RECORDS →
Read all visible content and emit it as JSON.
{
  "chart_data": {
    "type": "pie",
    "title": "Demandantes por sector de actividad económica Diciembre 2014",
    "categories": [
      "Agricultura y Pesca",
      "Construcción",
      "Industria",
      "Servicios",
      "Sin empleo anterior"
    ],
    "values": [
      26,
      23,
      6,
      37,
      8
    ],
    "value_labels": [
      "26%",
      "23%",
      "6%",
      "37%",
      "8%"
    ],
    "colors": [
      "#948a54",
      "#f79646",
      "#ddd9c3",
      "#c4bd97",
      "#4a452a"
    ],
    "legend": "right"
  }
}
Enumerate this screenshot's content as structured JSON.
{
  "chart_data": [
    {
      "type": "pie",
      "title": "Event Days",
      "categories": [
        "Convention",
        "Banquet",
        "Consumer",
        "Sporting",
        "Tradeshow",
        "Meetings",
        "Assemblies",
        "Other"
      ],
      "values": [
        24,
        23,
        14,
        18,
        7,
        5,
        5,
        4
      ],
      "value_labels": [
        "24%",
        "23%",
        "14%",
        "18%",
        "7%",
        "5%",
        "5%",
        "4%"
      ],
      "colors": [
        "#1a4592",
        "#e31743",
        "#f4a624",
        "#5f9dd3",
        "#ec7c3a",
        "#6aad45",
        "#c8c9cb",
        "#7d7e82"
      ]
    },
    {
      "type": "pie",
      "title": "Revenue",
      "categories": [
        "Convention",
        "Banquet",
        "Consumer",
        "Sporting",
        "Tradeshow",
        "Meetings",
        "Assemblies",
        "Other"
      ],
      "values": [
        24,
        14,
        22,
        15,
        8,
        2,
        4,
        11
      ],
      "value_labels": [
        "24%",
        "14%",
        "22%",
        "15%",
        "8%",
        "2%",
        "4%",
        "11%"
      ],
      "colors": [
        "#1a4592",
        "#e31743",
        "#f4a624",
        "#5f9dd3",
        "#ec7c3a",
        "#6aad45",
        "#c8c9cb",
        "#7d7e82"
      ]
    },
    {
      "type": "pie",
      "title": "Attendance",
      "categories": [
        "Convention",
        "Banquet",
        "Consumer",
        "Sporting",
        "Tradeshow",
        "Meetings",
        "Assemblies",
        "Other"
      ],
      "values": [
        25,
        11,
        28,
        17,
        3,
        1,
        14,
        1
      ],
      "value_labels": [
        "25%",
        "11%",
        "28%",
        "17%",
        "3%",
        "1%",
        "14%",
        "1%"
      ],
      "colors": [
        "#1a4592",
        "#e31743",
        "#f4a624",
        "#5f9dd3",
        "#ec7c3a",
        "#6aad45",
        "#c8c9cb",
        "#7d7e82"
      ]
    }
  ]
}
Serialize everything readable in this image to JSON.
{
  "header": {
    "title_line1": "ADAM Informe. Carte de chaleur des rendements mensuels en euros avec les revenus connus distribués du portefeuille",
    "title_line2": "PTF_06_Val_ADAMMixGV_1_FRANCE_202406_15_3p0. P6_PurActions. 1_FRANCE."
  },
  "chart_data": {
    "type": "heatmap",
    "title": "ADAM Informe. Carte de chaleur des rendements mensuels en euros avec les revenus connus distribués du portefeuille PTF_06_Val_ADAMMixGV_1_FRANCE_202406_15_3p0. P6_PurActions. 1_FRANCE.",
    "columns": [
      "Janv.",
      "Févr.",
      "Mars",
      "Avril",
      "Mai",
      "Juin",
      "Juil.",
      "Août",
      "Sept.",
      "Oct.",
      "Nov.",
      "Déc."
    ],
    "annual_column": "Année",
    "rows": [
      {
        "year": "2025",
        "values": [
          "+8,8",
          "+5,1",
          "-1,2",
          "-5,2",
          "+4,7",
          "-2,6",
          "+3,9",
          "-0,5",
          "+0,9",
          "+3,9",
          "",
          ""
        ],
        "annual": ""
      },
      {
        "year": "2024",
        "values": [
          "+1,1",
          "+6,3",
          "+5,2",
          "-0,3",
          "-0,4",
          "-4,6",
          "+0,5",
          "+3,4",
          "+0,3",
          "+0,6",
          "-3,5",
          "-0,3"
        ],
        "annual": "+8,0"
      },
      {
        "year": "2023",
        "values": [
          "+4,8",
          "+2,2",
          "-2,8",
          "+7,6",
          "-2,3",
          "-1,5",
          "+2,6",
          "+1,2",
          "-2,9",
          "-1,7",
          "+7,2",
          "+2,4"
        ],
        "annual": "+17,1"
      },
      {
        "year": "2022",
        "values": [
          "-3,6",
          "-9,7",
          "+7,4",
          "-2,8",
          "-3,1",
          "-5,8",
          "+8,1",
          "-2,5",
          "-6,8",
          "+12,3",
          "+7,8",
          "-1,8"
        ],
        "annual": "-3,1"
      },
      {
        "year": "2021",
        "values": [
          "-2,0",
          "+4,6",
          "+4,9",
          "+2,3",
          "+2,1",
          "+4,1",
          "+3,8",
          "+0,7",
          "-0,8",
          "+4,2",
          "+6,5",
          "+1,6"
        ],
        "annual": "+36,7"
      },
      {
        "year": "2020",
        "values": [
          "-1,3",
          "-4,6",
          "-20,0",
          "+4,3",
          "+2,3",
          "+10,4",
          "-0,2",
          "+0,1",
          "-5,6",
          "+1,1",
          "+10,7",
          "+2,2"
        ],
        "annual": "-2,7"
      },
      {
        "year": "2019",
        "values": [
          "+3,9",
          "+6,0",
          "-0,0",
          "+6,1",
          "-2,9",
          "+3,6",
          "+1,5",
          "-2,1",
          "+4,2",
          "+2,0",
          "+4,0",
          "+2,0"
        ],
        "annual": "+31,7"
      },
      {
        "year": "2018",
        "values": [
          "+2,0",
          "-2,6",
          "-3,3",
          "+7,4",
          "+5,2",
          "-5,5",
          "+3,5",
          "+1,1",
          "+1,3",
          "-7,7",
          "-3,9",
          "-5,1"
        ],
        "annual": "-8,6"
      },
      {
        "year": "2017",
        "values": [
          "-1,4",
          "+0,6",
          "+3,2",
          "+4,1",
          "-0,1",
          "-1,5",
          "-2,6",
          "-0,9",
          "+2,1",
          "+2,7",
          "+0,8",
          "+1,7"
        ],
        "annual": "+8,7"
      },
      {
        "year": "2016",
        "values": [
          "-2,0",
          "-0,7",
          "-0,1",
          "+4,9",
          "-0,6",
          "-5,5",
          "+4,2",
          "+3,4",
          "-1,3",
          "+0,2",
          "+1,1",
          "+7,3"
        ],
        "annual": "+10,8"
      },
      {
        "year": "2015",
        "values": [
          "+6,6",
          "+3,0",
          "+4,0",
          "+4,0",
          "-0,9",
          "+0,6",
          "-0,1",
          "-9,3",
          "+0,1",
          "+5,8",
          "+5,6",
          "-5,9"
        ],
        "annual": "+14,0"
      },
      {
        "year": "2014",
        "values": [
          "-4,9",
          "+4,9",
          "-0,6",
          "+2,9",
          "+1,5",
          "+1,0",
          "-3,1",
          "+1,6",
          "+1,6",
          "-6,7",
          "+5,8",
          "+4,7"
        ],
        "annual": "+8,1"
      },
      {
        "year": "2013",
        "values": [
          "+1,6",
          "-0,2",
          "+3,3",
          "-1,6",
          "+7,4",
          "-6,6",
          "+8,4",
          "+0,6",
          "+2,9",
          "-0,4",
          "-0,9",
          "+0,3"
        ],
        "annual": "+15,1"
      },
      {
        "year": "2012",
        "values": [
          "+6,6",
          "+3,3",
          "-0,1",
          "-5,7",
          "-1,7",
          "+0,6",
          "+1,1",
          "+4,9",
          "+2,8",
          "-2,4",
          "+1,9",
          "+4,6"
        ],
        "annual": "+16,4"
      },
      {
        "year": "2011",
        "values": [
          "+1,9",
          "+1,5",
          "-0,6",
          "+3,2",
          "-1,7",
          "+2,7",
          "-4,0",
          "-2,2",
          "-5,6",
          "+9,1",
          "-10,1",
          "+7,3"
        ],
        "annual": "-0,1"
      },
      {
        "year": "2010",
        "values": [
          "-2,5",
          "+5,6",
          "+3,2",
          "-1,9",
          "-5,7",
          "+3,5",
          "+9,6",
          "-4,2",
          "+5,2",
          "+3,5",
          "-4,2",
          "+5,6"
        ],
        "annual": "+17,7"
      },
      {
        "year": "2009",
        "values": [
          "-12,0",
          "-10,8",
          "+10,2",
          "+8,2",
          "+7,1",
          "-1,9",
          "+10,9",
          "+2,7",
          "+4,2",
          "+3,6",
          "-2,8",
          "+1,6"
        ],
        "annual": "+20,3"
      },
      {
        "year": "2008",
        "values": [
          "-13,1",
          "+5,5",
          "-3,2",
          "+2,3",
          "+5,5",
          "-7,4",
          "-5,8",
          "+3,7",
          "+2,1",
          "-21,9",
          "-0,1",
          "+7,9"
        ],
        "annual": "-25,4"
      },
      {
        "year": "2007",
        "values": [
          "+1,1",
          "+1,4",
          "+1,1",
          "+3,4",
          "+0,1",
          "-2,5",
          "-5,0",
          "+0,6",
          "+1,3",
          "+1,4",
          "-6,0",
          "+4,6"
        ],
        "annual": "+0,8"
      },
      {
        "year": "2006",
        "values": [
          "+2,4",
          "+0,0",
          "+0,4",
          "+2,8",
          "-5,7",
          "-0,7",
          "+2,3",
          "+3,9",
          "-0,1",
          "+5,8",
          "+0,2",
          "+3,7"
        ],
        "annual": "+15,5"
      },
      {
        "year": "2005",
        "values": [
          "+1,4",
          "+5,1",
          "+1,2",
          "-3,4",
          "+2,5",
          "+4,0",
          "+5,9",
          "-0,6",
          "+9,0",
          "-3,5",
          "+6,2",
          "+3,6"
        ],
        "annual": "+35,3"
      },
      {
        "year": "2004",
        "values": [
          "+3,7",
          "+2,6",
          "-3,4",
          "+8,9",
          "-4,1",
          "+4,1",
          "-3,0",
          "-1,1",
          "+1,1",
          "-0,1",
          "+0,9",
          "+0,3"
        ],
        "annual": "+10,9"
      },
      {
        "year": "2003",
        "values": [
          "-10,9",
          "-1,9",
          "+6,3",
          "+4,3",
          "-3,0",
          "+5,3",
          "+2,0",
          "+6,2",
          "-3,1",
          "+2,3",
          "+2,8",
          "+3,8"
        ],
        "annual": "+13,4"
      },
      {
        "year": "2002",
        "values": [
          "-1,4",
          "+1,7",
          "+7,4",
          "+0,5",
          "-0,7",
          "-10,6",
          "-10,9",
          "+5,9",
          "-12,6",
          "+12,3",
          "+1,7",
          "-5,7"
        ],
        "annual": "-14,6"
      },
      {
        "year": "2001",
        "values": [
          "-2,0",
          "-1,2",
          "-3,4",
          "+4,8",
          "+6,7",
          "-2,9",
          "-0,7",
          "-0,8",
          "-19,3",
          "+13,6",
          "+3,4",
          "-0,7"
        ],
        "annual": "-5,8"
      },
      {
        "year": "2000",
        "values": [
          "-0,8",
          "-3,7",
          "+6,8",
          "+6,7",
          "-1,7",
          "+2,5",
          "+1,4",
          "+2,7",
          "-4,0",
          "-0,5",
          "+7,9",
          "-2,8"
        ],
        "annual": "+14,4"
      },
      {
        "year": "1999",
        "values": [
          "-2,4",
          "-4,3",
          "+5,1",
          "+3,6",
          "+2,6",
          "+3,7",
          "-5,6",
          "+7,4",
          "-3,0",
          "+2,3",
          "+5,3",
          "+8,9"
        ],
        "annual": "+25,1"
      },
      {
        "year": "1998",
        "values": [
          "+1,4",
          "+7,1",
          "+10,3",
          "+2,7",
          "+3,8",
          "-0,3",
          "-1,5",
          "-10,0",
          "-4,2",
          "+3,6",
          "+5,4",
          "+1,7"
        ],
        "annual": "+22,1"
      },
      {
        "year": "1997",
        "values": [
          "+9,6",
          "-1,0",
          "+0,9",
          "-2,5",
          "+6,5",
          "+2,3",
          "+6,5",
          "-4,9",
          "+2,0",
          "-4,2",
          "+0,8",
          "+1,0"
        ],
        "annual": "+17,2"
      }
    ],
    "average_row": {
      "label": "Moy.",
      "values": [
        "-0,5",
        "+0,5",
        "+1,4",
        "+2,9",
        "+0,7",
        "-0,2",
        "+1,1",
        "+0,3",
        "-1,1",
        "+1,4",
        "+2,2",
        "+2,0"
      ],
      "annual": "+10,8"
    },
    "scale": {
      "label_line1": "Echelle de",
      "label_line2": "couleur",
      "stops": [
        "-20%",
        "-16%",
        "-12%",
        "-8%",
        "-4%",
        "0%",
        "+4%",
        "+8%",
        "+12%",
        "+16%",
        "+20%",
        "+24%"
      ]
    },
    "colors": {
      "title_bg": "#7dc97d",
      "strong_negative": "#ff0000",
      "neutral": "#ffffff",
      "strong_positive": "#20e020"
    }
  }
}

GIVEN REQUEST → Gather each line holding the string "avec".

EXERCISE ANSWER →
    "title_line1": "ADAM Informe. Carte de chaleur des rendements mensuels en euros avec les revenus connus distribués du portefeuille",
    "title": "ADAM Informe. Carte de chaleur des rendements mensuels en euros avec les revenus connus distribués du portefeuille PTF_06_Val_ADAMMixGV_1_FRANCE_202406_15_3p0. P6_PurActions. 1_FRANCE.",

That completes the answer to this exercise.